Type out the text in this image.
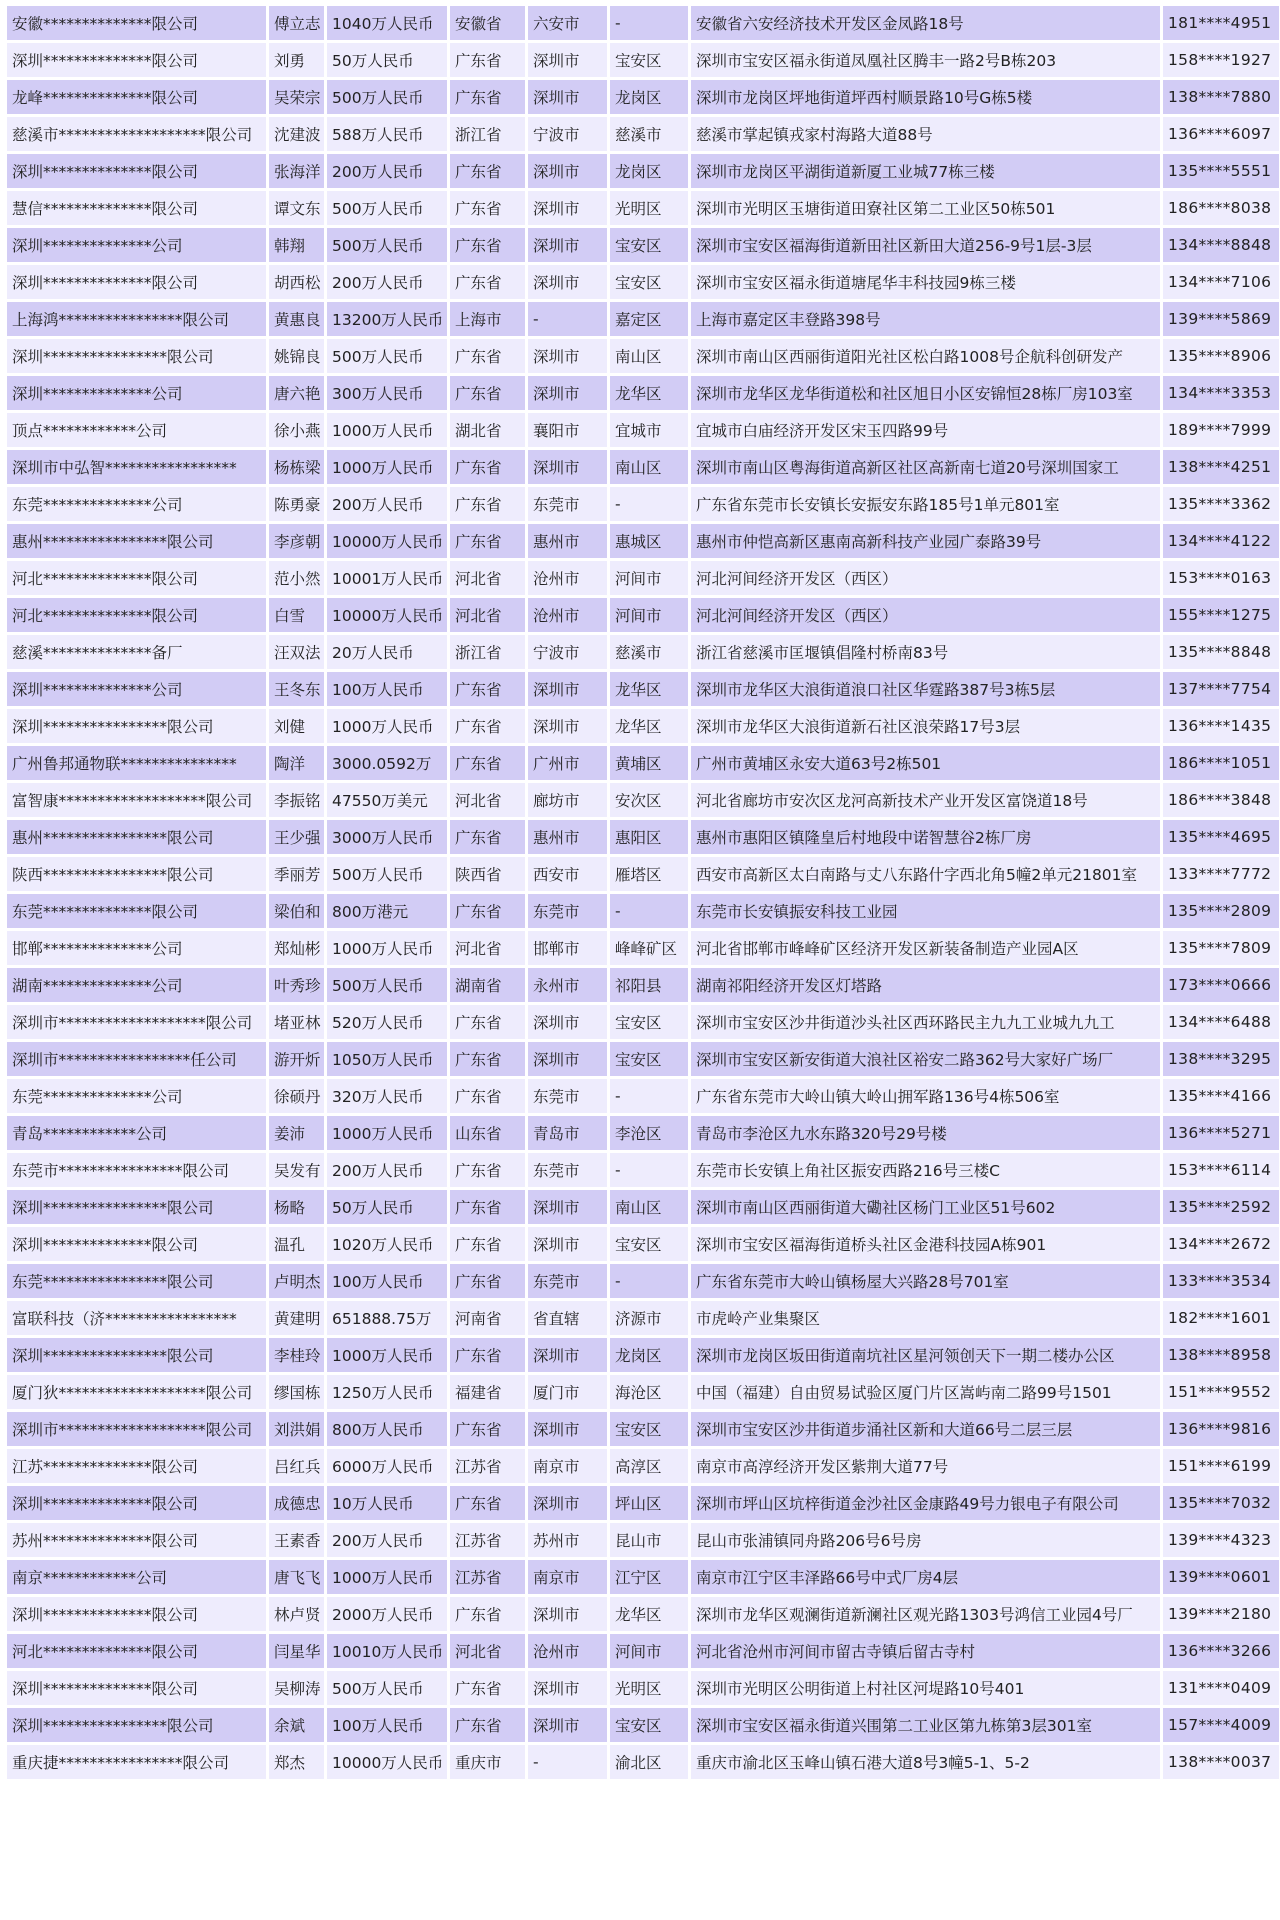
安徽**************限公司	傅立志	1040万人民币	安徽省	六安市	-	安徽省六安经济技术开发区金凤路18号	181****4951
深圳**************限公司	刘勇	50万人民币	广东省	深圳市	宝安区	深圳市宝安区福永街道凤凰社区腾丰一路2号B栋203	158****1927
龙峰**************限公司	吴荣宗	500万人民币	广东省	深圳市	龙岗区	深圳市龙岗区坪地街道坪西村顺景路10号G栋5楼	138****7880
慈溪市*******************限公司	沈建波	588万人民币	浙江省	宁波市	慈溪市	慈溪市掌起镇戎家村海路大道88号	136****6097
深圳**************限公司	张海洋	200万人民币	广东省	深圳市	龙岗区	深圳市龙岗区平湖街道新厦工业城77栋三楼	135****5551
慧信**************限公司	谭文东	500万人民币	广东省	深圳市	光明区	深圳市光明区玉塘街道田寮社区第二工业区50栋501	186****8038
深圳**************公司	韩翔	500万人民币	广东省	深圳市	宝安区	深圳市宝安区福海街道新田社区新田大道256-9号1层-3层	134****8848
深圳**************限公司	胡西松	200万人民币	广东省	深圳市	宝安区	深圳市宝安区福永街道塘尾华丰科技园9栋三楼	134****7106
上海鸿****************限公司	黄惠良	13200万人民币	上海市	-	嘉定区	上海市嘉定区丰登路398号	139****5869
深圳****************限公司	姚锦良	500万人民币	广东省	深圳市	南山区	深圳市南山区西丽街道阳光社区松白路1008号企航科创研发产	135****8906
深圳**************公司	唐六艳	300万人民币	广东省	深圳市	龙华区	深圳市龙华区龙华街道松和社区旭日小区安锦恒28栋厂房103室	134****3353
顶点************公司	徐小燕	1000万人民币	湖北省	襄阳市	宜城市	宜城市白庙经济开发区宋玉四路99号	189****7999
深圳市中弘智*****************	杨栋梁	1000万人民币	广东省	深圳市	南山区	深圳市南山区粤海街道高新区社区高新南七道20号深圳国家工	138****4251
东莞**************公司	陈勇豪	200万人民币	广东省	东莞市	-	广东省东莞市长安镇长安振安东路185号1单元801室	135****3362
惠州****************限公司	李彦朝	10000万人民币	广东省	惠州市	惠城区	惠州市仲恺高新区惠南高新科技产业园广泰路39号	134****4122
河北**************限公司	范小然	10001万人民币	河北省	沧州市	河间市	河北河间经济开发区（西区）	153****0163
河北**************限公司	白雪	10000万人民币	河北省	沧州市	河间市	河北河间经济开发区（西区）	155****1275
慈溪**************备厂	汪双法	20万人民币	浙江省	宁波市	慈溪市	浙江省慈溪市匡堰镇倡隆村桥南83号	135****8848
深圳**************公司	王冬东	100万人民币	广东省	深圳市	龙华区	深圳市龙华区大浪街道浪口社区华霆路387号3栋5层	137****7754
深圳****************限公司	刘健	1000万人民币	广东省	深圳市	龙华区	深圳市龙华区大浪街道新石社区浪荣路17号3层	136****1435
广州鲁邦通物联***************	陶洋	3000.0592万	广东省	广州市	黄埔区	广州市黄埔区永安大道63号2栋501	186****1051
富智康*******************限公司	李振铭	47550万美元	河北省	廊坊市	安次区	河北省廊坊市安次区龙河高新技术产业开发区富饶道18号	186****3848
惠州****************限公司	王少强	3000万人民币	广东省	惠州市	惠阳区	惠州市惠阳区镇隆皇后村地段中诺智慧谷2栋厂房	135****4695
陕西****************限公司	季丽芳	500万人民币	陕西省	西安市	雁塔区	西安市高新区太白南路与丈八东路什字西北角5幢2单元21801室	133****7772
东莞**************限公司	梁伯和	800万港元	广东省	东莞市	-	东莞市长安镇振安科技工业园	135****2809
邯郸**************公司	郑灿彬	1000万人民币	河北省	邯郸市	峰峰矿区	河北省邯郸市峰峰矿区经济开发区新装备制造产业园A区	135****7809
湖南**************公司	叶秀珍	500万人民币	湖南省	永州市	祁阳县	湖南祁阳经济开发区灯塔路	173****0666
深圳市*******************限公司	堵亚林	520万人民币	广东省	深圳市	宝安区	深圳市宝安区沙井街道沙头社区西环路民主九九工业城九九工	134****6488
深圳市*****************任公司	游开炘	1050万人民币	广东省	深圳市	宝安区	深圳市宝安区新安街道大浪社区裕安二路362号大家好广场厂	138****3295
东莞**************公司	徐硕丹	320万人民币	广东省	东莞市	-	广东省东莞市大岭山镇大岭山拥军路136号4栋506室	135****4166
青岛************公司	姜沛	1000万人民币	山东省	青岛市	李沧区	青岛市李沧区九水东路320号29号楼	136****5271
东莞市****************限公司	吴发有	200万人民币	广东省	东莞市	-	东莞市长安镇上角社区振安西路216号三楼C	153****6114
深圳****************限公司	杨略	50万人民币	广东省	深圳市	南山区	深圳市南山区西丽街道大磡社区杨门工业区51号602	135****2592
深圳**************限公司	温孔	1020万人民币	广东省	深圳市	宝安区	深圳市宝安区福海街道桥头社区金港科技园A栋901	134****2672
东莞****************限公司	卢明杰	100万人民币	广东省	东莞市	-	广东省东莞市大岭山镇杨屋大兴路28号701室	133****3534
富联科技（济*****************	黄建明	651888.75万	河南省	省直辖	济源市	市虎岭产业集聚区	182****1601
深圳****************限公司	李桂玲	1000万人民币	广东省	深圳市	龙岗区	深圳市龙岗区坂田街道南坑社区星河领创天下一期二楼办公区	138****8958
厦门狄*******************限公司	缪国栋	1250万人民币	福建省	厦门市	海沧区	中国（福建）自由贸易试验区厦门片区嵩屿南二路99号1501	151****9552
深圳市*******************限公司	刘洪娟	800万人民币	广东省	深圳市	宝安区	深圳市宝安区沙井街道步涌社区新和大道66号二层三层	136****9816
江苏**************限公司	吕红兵	6000万人民币	江苏省	南京市	高淳区	南京市高淳经济开发区紫荆大道77号	151****6199
深圳**************限公司	成德忠	10万人民币	广东省	深圳市	坪山区	深圳市坪山区坑梓街道金沙社区金康路49号力银电子有限公司	135****7032
苏州**************限公司	王素香	200万人民币	江苏省	苏州市	昆山市	昆山市张浦镇同舟路206号6号房	139****4323
南京************公司	唐飞飞	1000万人民币	江苏省	南京市	江宁区	南京市江宁区丰泽路66号中式厂房4层	139****0601
深圳**************限公司	林卢贤	2000万人民币	广东省	深圳市	龙华区	深圳市龙华区观澜街道新澜社区观光路1303号鸿信工业园4号厂	139****2180
河北**************限公司	闫星华	10010万人民币	河北省	沧州市	河间市	河北省沧州市河间市留古寺镇后留古寺村	136****3266
深圳**************限公司	吴柳涛	500万人民币	广东省	深圳市	光明区	深圳市光明区公明街道上村社区河堤路10号401	131****0409
深圳****************限公司	余斌	100万人民币	广东省	深圳市	宝安区	深圳市宝安区福永街道兴围第二工业区第九栋第3层301室	157****4009
重庆捷****************限公司	郑杰	10000万人民币	重庆市	-	渝北区	重庆市渝北区玉峰山镇石港大道8号3幢5-1、5-2	138****0037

## WHAT YOU HAVE TO DO
From the records above, report the count of lines containing "河北河间经济开发区" and nothing more.

## ANSWER
2